Action item —
All lines in the data below carrying the string "Endpoint" are to be located and copied.

Input for this task —
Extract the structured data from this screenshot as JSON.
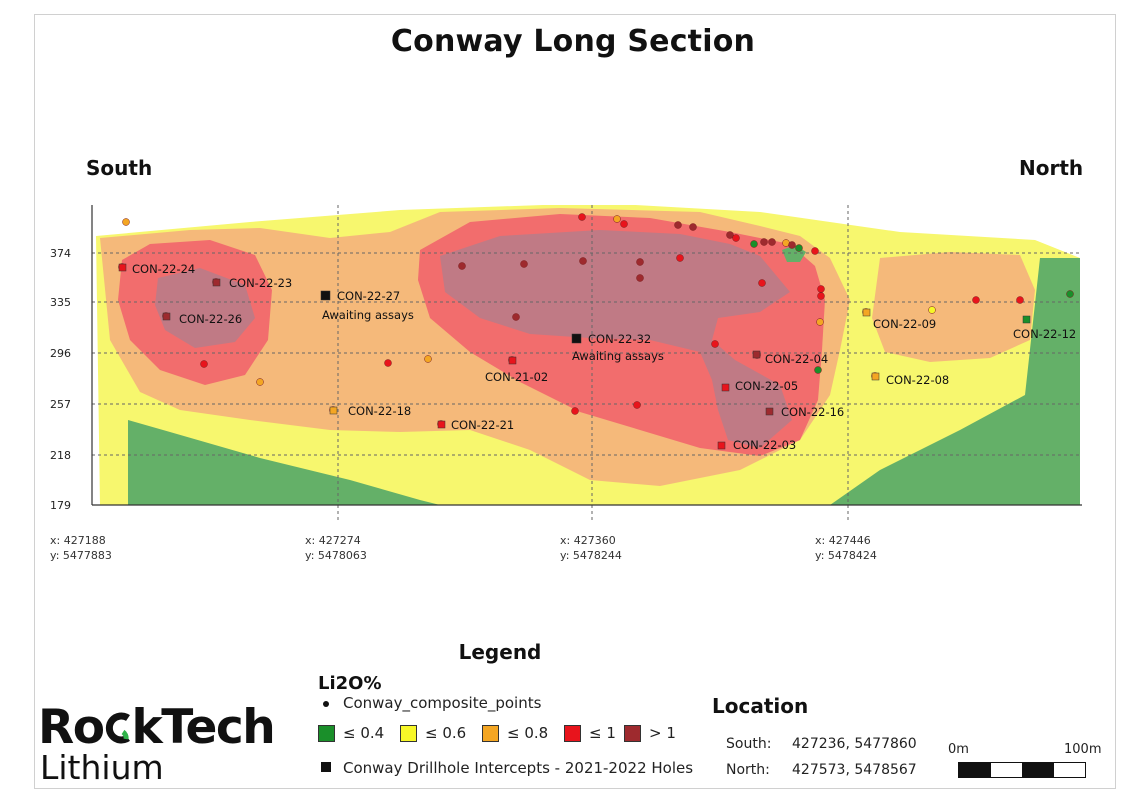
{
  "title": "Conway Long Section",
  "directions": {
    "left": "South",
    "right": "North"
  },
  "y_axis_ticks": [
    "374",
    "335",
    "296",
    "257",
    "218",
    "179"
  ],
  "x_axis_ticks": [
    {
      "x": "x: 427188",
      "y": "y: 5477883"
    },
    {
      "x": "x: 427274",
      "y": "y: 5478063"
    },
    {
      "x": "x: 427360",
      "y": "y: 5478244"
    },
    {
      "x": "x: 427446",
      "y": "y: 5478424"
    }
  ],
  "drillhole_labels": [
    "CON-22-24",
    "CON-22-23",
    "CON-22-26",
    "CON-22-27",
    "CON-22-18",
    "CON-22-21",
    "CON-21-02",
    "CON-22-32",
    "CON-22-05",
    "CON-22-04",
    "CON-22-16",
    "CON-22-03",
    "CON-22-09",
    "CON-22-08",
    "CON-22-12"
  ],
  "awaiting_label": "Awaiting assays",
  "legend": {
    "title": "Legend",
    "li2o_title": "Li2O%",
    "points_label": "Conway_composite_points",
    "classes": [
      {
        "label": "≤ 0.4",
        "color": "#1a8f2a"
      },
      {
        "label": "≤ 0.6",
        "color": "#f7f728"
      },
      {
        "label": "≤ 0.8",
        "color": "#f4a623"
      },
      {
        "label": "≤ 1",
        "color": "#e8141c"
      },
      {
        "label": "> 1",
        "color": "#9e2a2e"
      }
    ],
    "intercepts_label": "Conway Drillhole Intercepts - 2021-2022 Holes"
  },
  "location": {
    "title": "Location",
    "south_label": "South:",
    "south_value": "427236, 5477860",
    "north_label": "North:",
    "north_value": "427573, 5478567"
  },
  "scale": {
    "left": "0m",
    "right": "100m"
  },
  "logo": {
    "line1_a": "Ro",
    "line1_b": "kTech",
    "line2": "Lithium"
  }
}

...

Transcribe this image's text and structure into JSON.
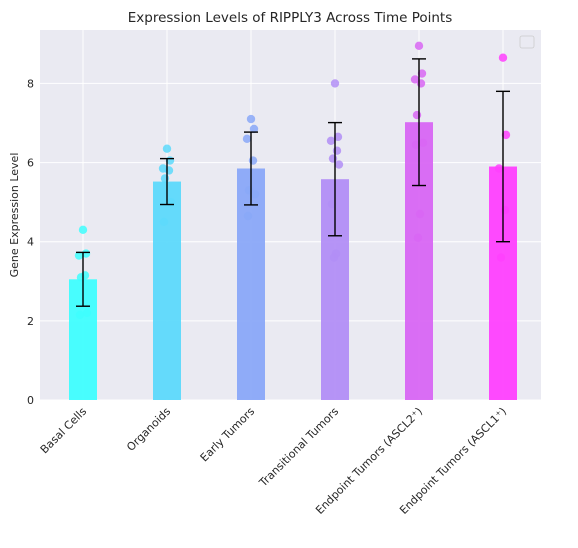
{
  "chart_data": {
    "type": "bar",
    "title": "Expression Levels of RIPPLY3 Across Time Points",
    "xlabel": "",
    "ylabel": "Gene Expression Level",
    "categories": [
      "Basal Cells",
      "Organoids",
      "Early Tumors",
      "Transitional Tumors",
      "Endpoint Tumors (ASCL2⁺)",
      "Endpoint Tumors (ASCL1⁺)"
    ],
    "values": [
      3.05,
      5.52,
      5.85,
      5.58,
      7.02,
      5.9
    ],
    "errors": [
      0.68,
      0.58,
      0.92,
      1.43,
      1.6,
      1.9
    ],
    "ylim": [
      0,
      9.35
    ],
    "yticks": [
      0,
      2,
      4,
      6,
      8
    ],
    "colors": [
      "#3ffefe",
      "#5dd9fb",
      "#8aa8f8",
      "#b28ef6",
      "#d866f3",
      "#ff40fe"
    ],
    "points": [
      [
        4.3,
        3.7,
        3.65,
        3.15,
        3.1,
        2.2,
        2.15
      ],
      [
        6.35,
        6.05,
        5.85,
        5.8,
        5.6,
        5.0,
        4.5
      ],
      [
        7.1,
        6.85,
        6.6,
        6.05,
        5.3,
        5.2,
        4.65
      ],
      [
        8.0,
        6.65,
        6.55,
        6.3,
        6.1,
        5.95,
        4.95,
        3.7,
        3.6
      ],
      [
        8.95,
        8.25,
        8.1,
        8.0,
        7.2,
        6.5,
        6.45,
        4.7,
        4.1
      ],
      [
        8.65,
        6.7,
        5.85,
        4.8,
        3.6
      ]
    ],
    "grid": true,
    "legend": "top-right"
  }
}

---

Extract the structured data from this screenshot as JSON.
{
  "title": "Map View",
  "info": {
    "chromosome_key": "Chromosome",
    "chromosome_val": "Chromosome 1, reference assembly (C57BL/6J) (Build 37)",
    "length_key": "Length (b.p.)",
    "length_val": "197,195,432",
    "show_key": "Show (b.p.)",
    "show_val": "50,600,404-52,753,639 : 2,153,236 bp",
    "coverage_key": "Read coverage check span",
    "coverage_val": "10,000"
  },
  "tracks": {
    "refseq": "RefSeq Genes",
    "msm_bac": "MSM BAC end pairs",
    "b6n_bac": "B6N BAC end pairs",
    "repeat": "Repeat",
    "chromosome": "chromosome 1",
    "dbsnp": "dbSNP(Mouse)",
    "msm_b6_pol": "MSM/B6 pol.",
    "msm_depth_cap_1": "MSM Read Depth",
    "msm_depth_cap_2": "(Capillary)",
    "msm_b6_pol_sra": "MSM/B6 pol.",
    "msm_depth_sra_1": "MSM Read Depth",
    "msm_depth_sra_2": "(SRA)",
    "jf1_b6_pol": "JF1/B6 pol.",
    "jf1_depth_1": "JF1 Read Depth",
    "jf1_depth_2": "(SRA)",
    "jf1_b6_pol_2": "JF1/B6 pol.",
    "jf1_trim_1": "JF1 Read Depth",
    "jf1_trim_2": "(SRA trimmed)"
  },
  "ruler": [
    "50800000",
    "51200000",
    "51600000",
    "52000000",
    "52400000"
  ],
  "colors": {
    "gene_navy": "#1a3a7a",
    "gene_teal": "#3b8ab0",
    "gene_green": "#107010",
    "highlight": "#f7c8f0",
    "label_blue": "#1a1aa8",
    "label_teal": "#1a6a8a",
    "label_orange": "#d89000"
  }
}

Response to the task —
      "Endpoint Tumors (ASCL2⁺)",
      "Endpoint Tumors (ASCL1⁺)"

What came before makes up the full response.